> _Your task_:
Reproduce the material word for word; the images stay out.
=== Raw records ===
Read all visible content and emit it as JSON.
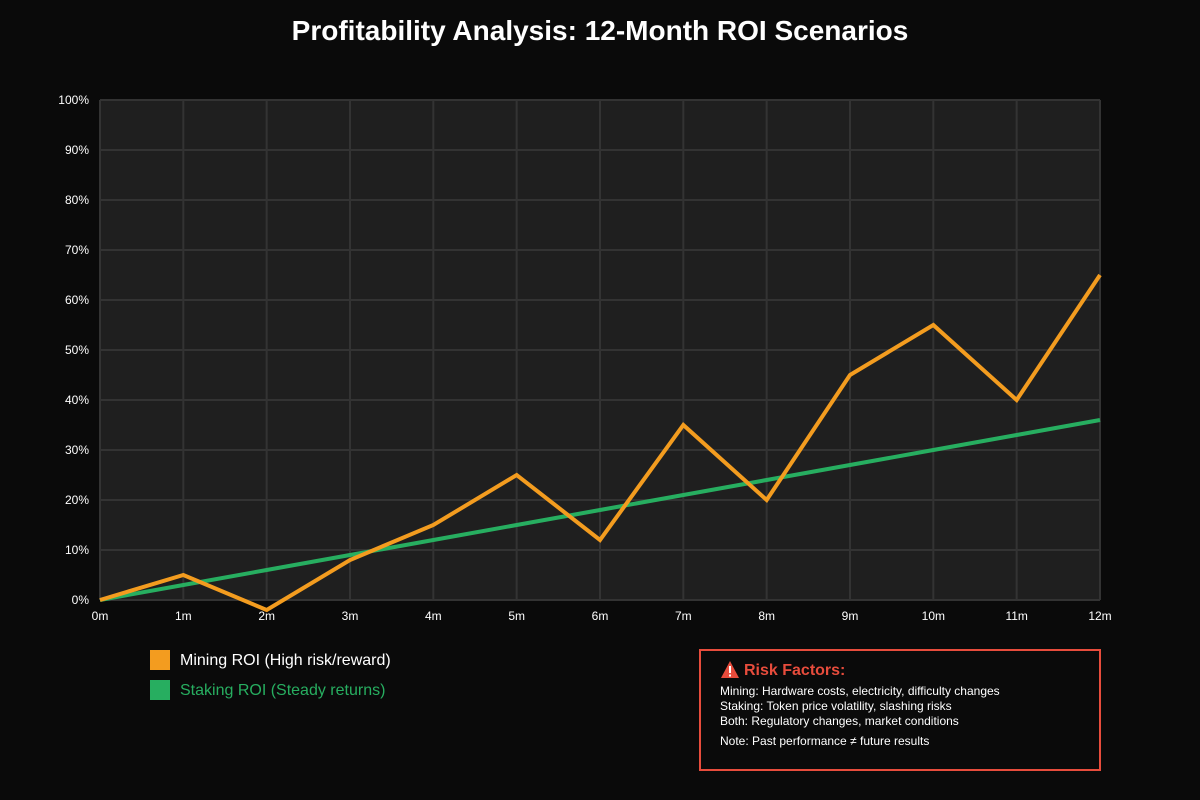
{
  "chart_data": {
    "type": "line",
    "title": "Profitability Analysis: 12-Month ROI Scenarios",
    "xlabel": "",
    "ylabel": "",
    "categories": [
      "0m",
      "1m",
      "2m",
      "3m",
      "4m",
      "5m",
      "6m",
      "7m",
      "8m",
      "9m",
      "10m",
      "11m",
      "12m"
    ],
    "ylim": [
      0,
      100
    ],
    "yticks": [
      0,
      10,
      20,
      30,
      40,
      50,
      60,
      70,
      80,
      90,
      100
    ],
    "ytick_labels": [
      "0%",
      "10%",
      "20%",
      "30%",
      "40%",
      "50%",
      "60%",
      "70%",
      "80%",
      "90%",
      "100%"
    ],
    "grid": true,
    "series": [
      {
        "name": "Mining ROI (High risk/reward)",
        "color": "#f39c1f",
        "values": [
          0,
          5,
          -2,
          8,
          15,
          25,
          12,
          35,
          20,
          45,
          55,
          40,
          65
        ]
      },
      {
        "name": "Staking ROI (Steady returns)",
        "color": "#27ae60",
        "values": [
          0,
          3,
          6,
          9,
          12,
          15,
          18,
          21,
          24,
          27,
          30,
          33,
          36
        ]
      }
    ],
    "legend_position": "bottom-left"
  },
  "colors": {
    "background": "#0a0a0a",
    "plot_background": "#1f1f1f",
    "grid": "#333333",
    "risk_accent": "#e74c3c",
    "legend_staking_text": "#27ae60",
    "legend_mining_text": "#ffffff"
  },
  "risk_box": {
    "icon": "warning-icon",
    "title": "Risk Factors:",
    "lines": [
      "Mining: Hardware costs, electricity, difficulty changes",
      "Staking: Token price volatility, slashing risks",
      "Both: Regulatory changes, market conditions"
    ],
    "note": "Note: Past performance ≠ future results"
  }
}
===
> _Reply to the exercise_:
Read all visible content and emit it as JSON.
{
  "chart_data": {
    "type": "line",
    "title": "Profitability Analysis: 12-Month ROI Scenarios",
    "xlabel": "",
    "ylabel": "",
    "categories": [
      "0m",
      "1m",
      "2m",
      "3m",
      "4m",
      "5m",
      "6m",
      "7m",
      "8m",
      "9m",
      "10m",
      "11m",
      "12m"
    ],
    "ylim": [
      0,
      100
    ],
    "yticks": [
      0,
      10,
      20,
      30,
      40,
      50,
      60,
      70,
      80,
      90,
      100
    ],
    "ytick_labels": [
      "0%",
      "10%",
      "20%",
      "30%",
      "40%",
      "50%",
      "60%",
      "70%",
      "80%",
      "90%",
      "100%"
    ],
    "grid": true,
    "series": [
      {
        "name": "Mining ROI (High risk/reward)",
        "color": "#f39c1f",
        "values": [
          0,
          5,
          -2,
          8,
          15,
          25,
          12,
          35,
          20,
          45,
          55,
          40,
          65
        ]
      },
      {
        "name": "Staking ROI (Steady returns)",
        "color": "#27ae60",
        "values": [
          0,
          3,
          6,
          9,
          12,
          15,
          18,
          21,
          24,
          27,
          30,
          33,
          36
        ]
      }
    ],
    "legend_position": "bottom-left"
  },
  "colors": {
    "background": "#0a0a0a",
    "plot_background": "#1f1f1f",
    "grid": "#333333",
    "risk_accent": "#e74c3c",
    "legend_staking_text": "#27ae60",
    "legend_mining_text": "#ffffff"
  },
  "risk_box": {
    "icon": "warning-icon",
    "title": "Risk Factors:",
    "lines": [
      "Mining: Hardware costs, electricity, difficulty changes",
      "Staking: Token price volatility, slashing risks",
      "Both: Regulatory changes, market conditions"
    ],
    "note": "Note: Past performance ≠ future results"
  }
}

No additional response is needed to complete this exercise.